GOAL >> Please write out the complete listing that follows, exactly as it reads.

(Figure record extracts)
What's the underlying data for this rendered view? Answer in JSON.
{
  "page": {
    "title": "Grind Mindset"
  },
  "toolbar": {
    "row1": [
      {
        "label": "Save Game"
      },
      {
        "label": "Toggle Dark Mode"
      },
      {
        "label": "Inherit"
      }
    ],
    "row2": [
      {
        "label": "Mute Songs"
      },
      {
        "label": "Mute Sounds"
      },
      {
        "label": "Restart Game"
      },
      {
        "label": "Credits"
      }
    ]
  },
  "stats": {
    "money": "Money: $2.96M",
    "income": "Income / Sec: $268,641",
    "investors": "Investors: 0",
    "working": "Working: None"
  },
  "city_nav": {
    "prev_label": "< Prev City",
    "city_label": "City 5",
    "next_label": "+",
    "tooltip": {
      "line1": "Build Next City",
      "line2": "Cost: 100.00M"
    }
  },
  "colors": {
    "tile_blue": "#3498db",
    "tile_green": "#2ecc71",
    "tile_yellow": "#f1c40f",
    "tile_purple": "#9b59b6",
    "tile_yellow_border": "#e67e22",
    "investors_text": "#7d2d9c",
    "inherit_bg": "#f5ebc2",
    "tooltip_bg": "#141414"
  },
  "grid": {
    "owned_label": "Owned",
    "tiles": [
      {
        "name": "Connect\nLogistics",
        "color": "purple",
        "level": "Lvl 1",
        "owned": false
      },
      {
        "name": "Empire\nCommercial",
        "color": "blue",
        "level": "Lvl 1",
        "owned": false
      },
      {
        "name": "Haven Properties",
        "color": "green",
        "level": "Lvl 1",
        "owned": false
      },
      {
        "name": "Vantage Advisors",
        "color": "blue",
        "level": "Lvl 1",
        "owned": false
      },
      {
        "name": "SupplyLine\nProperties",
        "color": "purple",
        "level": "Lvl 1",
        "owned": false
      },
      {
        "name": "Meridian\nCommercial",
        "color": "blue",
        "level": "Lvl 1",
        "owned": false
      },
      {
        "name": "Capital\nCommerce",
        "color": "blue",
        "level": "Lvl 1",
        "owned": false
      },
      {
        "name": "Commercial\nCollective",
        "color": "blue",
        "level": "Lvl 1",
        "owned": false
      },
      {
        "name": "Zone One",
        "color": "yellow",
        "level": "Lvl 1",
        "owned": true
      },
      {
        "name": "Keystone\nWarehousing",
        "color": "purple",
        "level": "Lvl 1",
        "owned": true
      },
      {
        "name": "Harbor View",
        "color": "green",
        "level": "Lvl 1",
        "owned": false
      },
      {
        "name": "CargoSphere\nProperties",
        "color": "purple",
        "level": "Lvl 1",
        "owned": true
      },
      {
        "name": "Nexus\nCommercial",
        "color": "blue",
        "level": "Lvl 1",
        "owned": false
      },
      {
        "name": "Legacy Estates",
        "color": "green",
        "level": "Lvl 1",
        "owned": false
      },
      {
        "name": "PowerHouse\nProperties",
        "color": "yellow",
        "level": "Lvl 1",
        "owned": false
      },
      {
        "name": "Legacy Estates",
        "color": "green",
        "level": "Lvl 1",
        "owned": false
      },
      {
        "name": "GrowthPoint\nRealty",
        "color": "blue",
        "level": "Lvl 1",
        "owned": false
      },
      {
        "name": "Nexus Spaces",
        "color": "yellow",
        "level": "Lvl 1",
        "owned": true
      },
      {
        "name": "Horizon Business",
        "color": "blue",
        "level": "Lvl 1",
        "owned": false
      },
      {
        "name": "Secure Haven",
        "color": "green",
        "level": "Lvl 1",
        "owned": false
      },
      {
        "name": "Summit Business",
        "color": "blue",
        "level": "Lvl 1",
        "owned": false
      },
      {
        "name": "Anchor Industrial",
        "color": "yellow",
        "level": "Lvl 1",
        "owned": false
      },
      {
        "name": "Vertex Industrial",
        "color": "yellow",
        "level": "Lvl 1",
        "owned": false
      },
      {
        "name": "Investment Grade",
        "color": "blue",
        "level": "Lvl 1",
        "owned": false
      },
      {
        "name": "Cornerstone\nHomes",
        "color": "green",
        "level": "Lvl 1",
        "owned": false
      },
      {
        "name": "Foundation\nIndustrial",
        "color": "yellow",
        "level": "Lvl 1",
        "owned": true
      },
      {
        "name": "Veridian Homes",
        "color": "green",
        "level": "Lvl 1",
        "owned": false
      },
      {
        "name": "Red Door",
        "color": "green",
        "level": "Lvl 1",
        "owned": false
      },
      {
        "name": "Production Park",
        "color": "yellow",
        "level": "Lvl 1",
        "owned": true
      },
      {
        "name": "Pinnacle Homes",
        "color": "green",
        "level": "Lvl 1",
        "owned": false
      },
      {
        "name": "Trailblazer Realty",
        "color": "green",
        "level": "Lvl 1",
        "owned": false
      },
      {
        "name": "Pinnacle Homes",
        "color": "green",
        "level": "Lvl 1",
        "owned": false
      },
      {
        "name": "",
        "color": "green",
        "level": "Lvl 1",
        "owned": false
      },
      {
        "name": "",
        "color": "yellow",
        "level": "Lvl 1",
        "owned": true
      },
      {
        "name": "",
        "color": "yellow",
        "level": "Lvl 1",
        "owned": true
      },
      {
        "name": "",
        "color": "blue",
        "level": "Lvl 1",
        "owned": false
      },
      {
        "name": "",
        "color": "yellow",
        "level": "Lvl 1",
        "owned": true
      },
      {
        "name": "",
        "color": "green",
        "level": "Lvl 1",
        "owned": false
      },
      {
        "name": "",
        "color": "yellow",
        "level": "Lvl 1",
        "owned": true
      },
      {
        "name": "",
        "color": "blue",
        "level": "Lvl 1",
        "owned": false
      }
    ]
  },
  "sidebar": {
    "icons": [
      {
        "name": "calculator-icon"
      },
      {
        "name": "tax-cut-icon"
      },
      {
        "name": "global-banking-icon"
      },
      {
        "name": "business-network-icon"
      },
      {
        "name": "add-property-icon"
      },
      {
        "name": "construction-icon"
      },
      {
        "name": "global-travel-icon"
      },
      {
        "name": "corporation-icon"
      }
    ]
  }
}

FINAL ANSWER >>
What's the underlying data for this rendered view? Answer in JSON.
{
  "page": {
    "title": "Grind Mindset"
  },
  "toolbar": {
    "row1": [
      {
        "label": "Save Game"
      },
      {
        "label": "Toggle Dark Mode"
      },
      {
        "label": "Inherit"
      }
    ],
    "row2": [
      {
        "label": "Mute Songs"
      },
      {
        "label": "Mute Sounds"
      },
      {
        "label": "Restart Game"
      },
      {
        "label": "Credits"
      }
    ]
  },
  "stats": {
    "money": "Money: $2.96M",
    "income": "Income / Sec: $268,641",
    "investors": "Investors: 0",
    "working": "Working: None"
  },
  "city_nav": {
    "prev_label": "< Prev City",
    "city_label": "City 5",
    "next_label": "+",
    "tooltip": {
      "line1": "Build Next City",
      "line2": "Cost: 100.00M"
    }
  },
  "colors": {
    "tile_blue": "#3498db",
    "tile_green": "#2ecc71",
    "tile_yellow": "#f1c40f",
    "tile_purple": "#9b59b6",
    "tile_yellow_border": "#e67e22",
    "investors_text": "#7d2d9c",
    "inherit_bg": "#f5ebc2",
    "tooltip_bg": "#141414"
  },
  "grid": {
    "owned_label": "Owned",
    "tiles": [
      {
        "name": "Connect\nLogistics",
        "color": "purple",
        "level": "Lvl 1",
        "owned": false
      },
      {
        "name": "Empire\nCommercial",
        "color": "blue",
        "level": "Lvl 1",
        "owned": false
      },
      {
        "name": "Haven Properties",
        "color": "green",
        "level": "Lvl 1",
        "owned": false
      },
      {
        "name": "Vantage Advisors",
        "color": "blue",
        "level": "Lvl 1",
        "owned": false
      },
      {
        "name": "SupplyLine\nProperties",
        "color": "purple",
        "level": "Lvl 1",
        "owned": false
      },
      {
        "name": "Meridian\nCommercial",
        "color": "blue",
        "level": "Lvl 1",
        "owned": false
      },
      {
        "name": "Capital\nCommerce",
        "color": "blue",
        "level": "Lvl 1",
        "owned": false
      },
      {
        "name": "Commercial\nCollective",
        "color": "blue",
        "level": "Lvl 1",
        "owned": false
      },
      {
        "name": "Zone One",
        "color": "yellow",
        "level": "Lvl 1",
        "owned": true
      },
      {
        "name": "Keystone\nWarehousing",
        "color": "purple",
        "level": "Lvl 1",
        "owned": true
      },
      {
        "name": "Harbor View",
        "color": "green",
        "level": "Lvl 1",
        "owned": false
      },
      {
        "name": "CargoSphere\nProperties",
        "color": "purple",
        "level": "Lvl 1",
        "owned": true
      },
      {
        "name": "Nexus\nCommercial",
        "color": "blue",
        "level": "Lvl 1",
        "owned": false
      },
      {
        "name": "Legacy Estates",
        "color": "green",
        "level": "Lvl 1",
        "owned": false
      },
      {
        "name": "PowerHouse\nProperties",
        "color": "yellow",
        "level": "Lvl 1",
        "owned": false
      },
      {
        "name": "Legacy Estates",
        "color": "green",
        "level": "Lvl 1",
        "owned": false
      },
      {
        "name": "GrowthPoint\nRealty",
        "color": "blue",
        "level": "Lvl 1",
        "owned": false
      },
      {
        "name": "Nexus Spaces",
        "color": "yellow",
        "level": "Lvl 1",
        "owned": true
      },
      {
        "name": "Horizon Business",
        "color": "blue",
        "level": "Lvl 1",
        "owned": false
      },
      {
        "name": "Secure Haven",
        "color": "green",
        "level": "Lvl 1",
        "owned": false
      },
      {
        "name": "Summit Business",
        "color": "blue",
        "level": "Lvl 1",
        "owned": false
      },
      {
        "name": "Anchor Industrial",
        "color": "yellow",
        "level": "Lvl 1",
        "owned": false
      },
      {
        "name": "Vertex Industrial",
        "color": "yellow",
        "level": "Lvl 1",
        "owned": false
      },
      {
        "name": "Investment Grade",
        "color": "blue",
        "level": "Lvl 1",
        "owned": false
      },
      {
        "name": "Cornerstone\nHomes",
        "color": "green",
        "level": "Lvl 1",
        "owned": false
      },
      {
        "name": "Foundation\nIndustrial",
        "color": "yellow",
        "level": "Lvl 1",
        "owned": true
      },
      {
        "name": "Veridian Homes",
        "color": "green",
        "level": "Lvl 1",
        "owned": false
      },
      {
        "name": "Red Door",
        "color": "green",
        "level": "Lvl 1",
        "owned": false
      },
      {
        "name": "Production Park",
        "color": "yellow",
        "level": "Lvl 1",
        "owned": true
      },
      {
        "name": "Pinnacle Homes",
        "color": "green",
        "level": "Lvl 1",
        "owned": false
      },
      {
        "name": "Trailblazer Realty",
        "color": "green",
        "level": "Lvl 1",
        "owned": false
      },
      {
        "name": "Pinnacle Homes",
        "color": "green",
        "level": "Lvl 1",
        "owned": false
      },
      {
        "name": "",
        "color": "green",
        "level": "Lvl 1",
        "owned": false
      },
      {
        "name": "",
        "color": "yellow",
        "level": "Lvl 1",
        "owned": true
      },
      {
        "name": "",
        "color": "yellow",
        "level": "Lvl 1",
        "owned": true
      },
      {
        "name": "",
        "color": "blue",
        "level": "Lvl 1",
        "owned": false
      },
      {
        "name": "",
        "color": "yellow",
        "level": "Lvl 1",
        "owned": true
      },
      {
        "name": "",
        "color": "green",
        "level": "Lvl 1",
        "owned": false
      },
      {
        "name": "",
        "color": "yellow",
        "level": "Lvl 1",
        "owned": true
      },
      {
        "name": "",
        "color": "blue",
        "level": "Lvl 1",
        "owned": false
      }
    ]
  },
  "sidebar": {
    "icons": [
      {
        "name": "calculator-icon"
      },
      {
        "name": "tax-cut-icon"
      },
      {
        "name": "global-banking-icon"
      },
      {
        "name": "business-network-icon"
      },
      {
        "name": "add-property-icon"
      },
      {
        "name": "construction-icon"
      },
      {
        "name": "global-travel-icon"
      },
      {
        "name": "corporation-icon"
      }
    ]
  }
}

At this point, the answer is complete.